**Available data:**

○ ○ ○ ○ ○

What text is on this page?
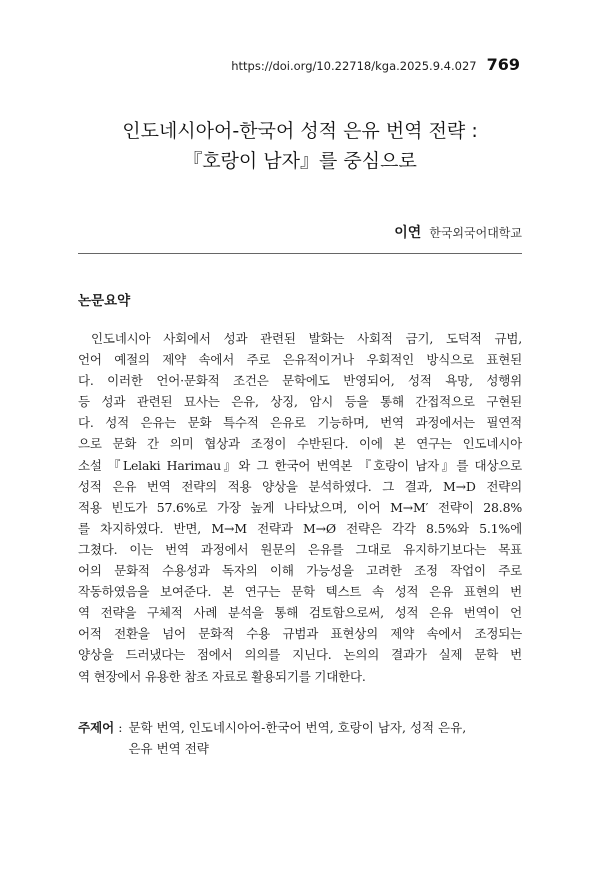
https://doi.org/10.22718/kga.2025.9.4.027 769
인도네시아어-한국어 성적 은유 번역 전략 :
『호랑이 남자』를 중심으로
이연 한국외국어대학교
논문요약
인도네시아 사회에서 성과 관련된 발화는 사회적 금기, 도덕적 규범,
언어 예절의 제약 속에서 주로 은유적이거나 우회적인 방식으로 표현된
다. 이러한 언어·문화적 조건은 문학에도 반영되어, 성적 욕망, 성행위
등 성과 관련된 묘사는 은유, 상징, 암시 등을 통해 간접적으로 구현된
다. 성적 은유는 문화 특수적 은유로 기능하며, 번역 과정에서는 필연적
으로 문화 간 의미 협상과 조정이 수반된다. 이에 본 연구는 인도네시아
소설 『Lelaki Harimau』와 그 한국어 번역본 『호랑이 남자』를 대상으로
성적 은유 번역 전략의 적용 양상을 분석하였다. 그 결과, M→D 전략의
적용 빈도가 57.6%로 가장 높게 나타났으며, 이어 M→M′ 전략이 28.8%
를 차지하였다. 반면, M→M 전략과 M→Ø 전략은 각각 8.5%와 5.1%에
그쳤다. 이는 번역 과정에서 원문의 은유를 그대로 유지하기보다는 목표
어의 문화적 수용성과 독자의 이해 가능성을 고려한 조정 작업이 주로
작동하였음을 보여준다. 본 연구는 문학 텍스트 속 성적 은유 표현의 번
역 전략을 구체적 사례 분석을 통해 검토함으로써, 성적 은유 번역이 언
어적 전환을 넘어 문화적 수용 규범과 표현상의 제약 속에서 조정되는
양상을 드러냈다는 점에서 의의를 지닌다. 논의의 결과가 실제 문학 번
역 현장에서 유용한 참조 자료로 활용되기를 기대한다.
주제어 : 문학 번역, 인도네시아어-한국어 번역, 호랑이 남자, 성적 은유,
은유 번역 전략
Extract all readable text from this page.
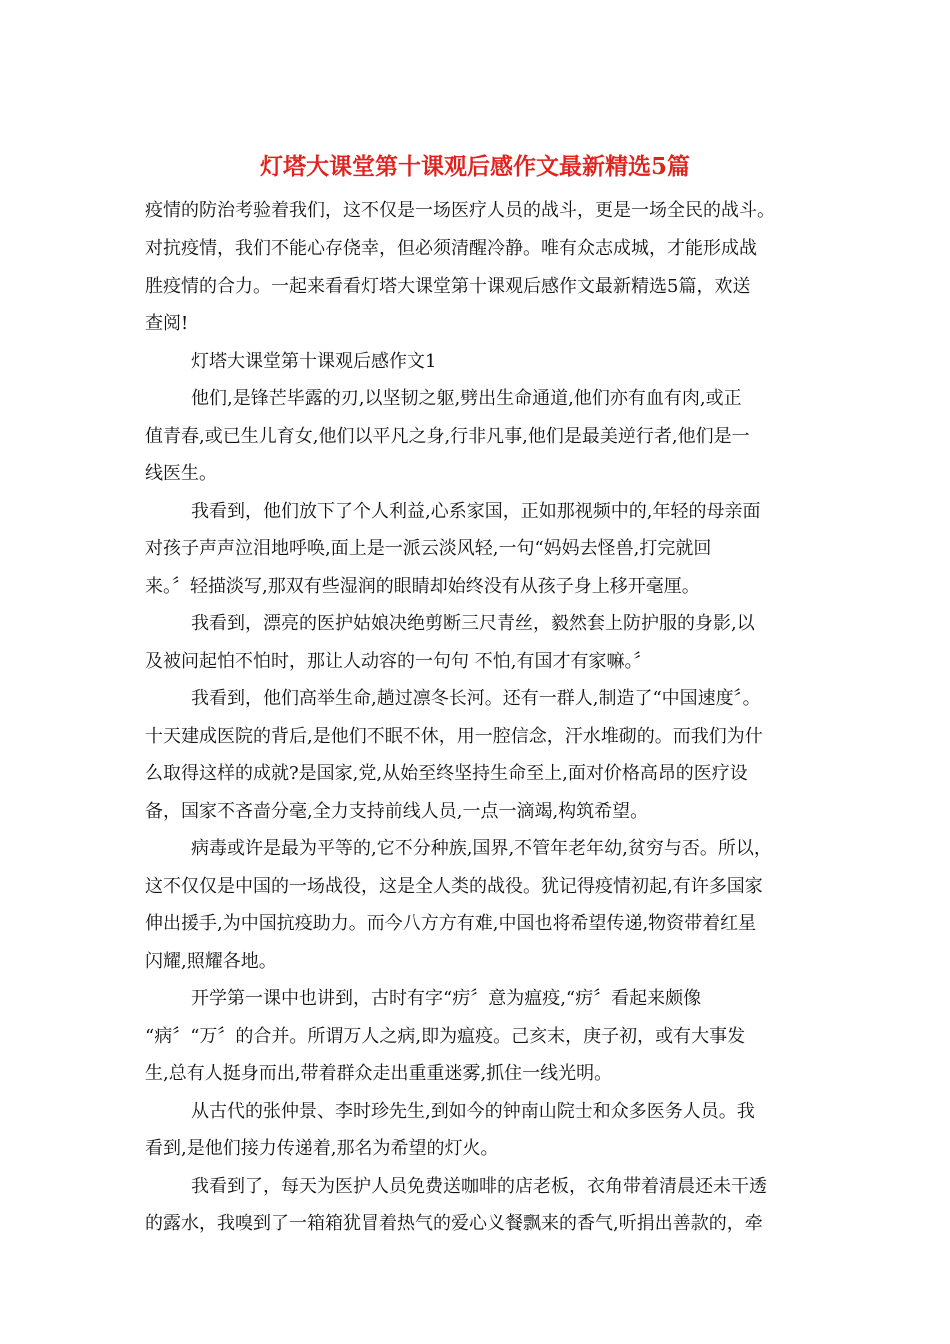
灯塔大课堂第十课观后感作文最新精选5篇
疫情的防治考验着我们，这不仅是一场医疗人员的战斗，更是一场全民的战斗。
对抗疫情，我们不能心存侥幸，但必须清醒冷静。唯有众志成城，才能形成战
胜疫情的合力。一起来看看灯塔大课堂第十课观后感作文最新精选5篇，欢送
查阅!
灯塔大课堂第十课观后感作文1
他们,是锋芒毕露的刃,以坚韧之躯,劈出生命通道,他们亦有血有肉,或正
值青春,或已生儿育女,他们以平凡之身,行非凡事,他们是最美逆行者,他们是一
线医生。
我看到，他们放下了个人利益,心系家国，正如那视频中的,年轻的母亲面
对孩子声声泣泪地呼唤,面上是一派云淡风轻,一句“妈妈去怪兽,打完就回
来。〞轻描淡写,那双有些湿润的眼睛却始终没有从孩子身上移开毫厘。
我看到，漂亮的医护姑娘决绝剪断三尺青丝，毅然套上防护服的身影,以
及被问起怕不怕时，那让人动容的一句句 不怕,有国才有家嘛。〞
我看到，他们高举生命,趟过凛冬长河。还有一群人,制造了“中国速度〞。
十天建成医院的背后,是他们不眠不休，用一腔信念，汗水堆砌的。而我们为什
么取得这样的成就?是国家,党,从始至终坚持生命至上,面对价格高昂的医疗设
备，国家不吝啬分毫,全力支持前线人员,一点一滴竭,构筑希望。
病毒或许是最为平等的,它不分种族,国界,不管年老年幼,贫穷与否。所以，
这不仅仅是中国的一场战役，这是全人类的战役。犹记得疫情初起,有许多国家
伸出援手,为中国抗疫助力。而今八方方有难,中国也将希望传递,物资带着红星
闪耀,照耀各地。
开学第一课中也讲到，古时有字“疠〞意为瘟疫,“疠〞看起来颇像
“病〞“万〞的合并。所谓万人之病,即为瘟疫。己亥末，庚子初，或有大事发
生,总有人挺身而出,带着群众走出重重迷雾,抓住一线光明。
从古代的张仲景、李时珍先生,到如今的钟南山院士和众多医务人员。我
看到,是他们接力传递着,那名为希望的灯火。
我看到了，每天为医护人员免费送咖啡的店老板，衣角带着清晨还未干透
的露水，我嗅到了一箱箱犹冒着热气的爱心义餐飘来的香气,听捐出善款的，牵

○ ○ ○ ○ ○

Each line from the one containing "Extract all readable text from this page." through the last line of the entries above is to be extracted exactly. Pictures are not part of the copy.

Extract all readable text from this page.
灯塔大课堂第十课观后感作文最新精选5篇
疫情的防治考验着我们，这不仅是一场医疗人员的战斗，更是一场全民的战斗。
对抗疫情，我们不能心存侥幸，但必须清醒冷静。唯有众志成城，才能形成战
胜疫情的合力。一起来看看灯塔大课堂第十课观后感作文最新精选5篇，欢送
查阅!
灯塔大课堂第十课观后感作文1
他们,是锋芒毕露的刃,以坚韧之躯,劈出生命通道,他们亦有血有肉,或正
值青春,或已生儿育女,他们以平凡之身,行非凡事,他们是最美逆行者,他们是一
线医生。
我看到，他们放下了个人利益,心系家国，正如那视频中的,年轻的母亲面
对孩子声声泣泪地呼唤,面上是一派云淡风轻,一句“妈妈去怪兽,打完就回
来。〞轻描淡写,那双有些湿润的眼睛却始终没有从孩子身上移开毫厘。
我看到，漂亮的医护姑娘决绝剪断三尺青丝，毅然套上防护服的身影,以
及被问起怕不怕时，那让人动容的一句句 不怕,有国才有家嘛。〞
我看到，他们高举生命,趟过凛冬长河。还有一群人,制造了“中国速度〞。
十天建成医院的背后,是他们不眠不休，用一腔信念，汗水堆砌的。而我们为什
么取得这样的成就?是国家,党,从始至终坚持生命至上,面对价格高昂的医疗设
备，国家不吝啬分毫,全力支持前线人员,一点一滴竭,构筑希望。
病毒或许是最为平等的,它不分种族,国界,不管年老年幼,贫穷与否。所以，
这不仅仅是中国的一场战役，这是全人类的战役。犹记得疫情初起,有许多国家
伸出援手,为中国抗疫助力。而今八方方有难,中国也将希望传递,物资带着红星
闪耀,照耀各地。
开学第一课中也讲到，古时有字“疠〞意为瘟疫,“疠〞看起来颇像
“病〞“万〞的合并。所谓万人之病,即为瘟疫。己亥末，庚子初，或有大事发
生,总有人挺身而出,带着群众走出重重迷雾,抓住一线光明。
从古代的张仲景、李时珍先生,到如今的钟南山院士和众多医务人员。我
看到,是他们接力传递着,那名为希望的灯火。
我看到了，每天为医护人员免费送咖啡的店老板，衣角带着清晨还未干透
的露水，我嗅到了一箱箱犹冒着热气的爱心义餐飘来的香气,听捐出善款的，牵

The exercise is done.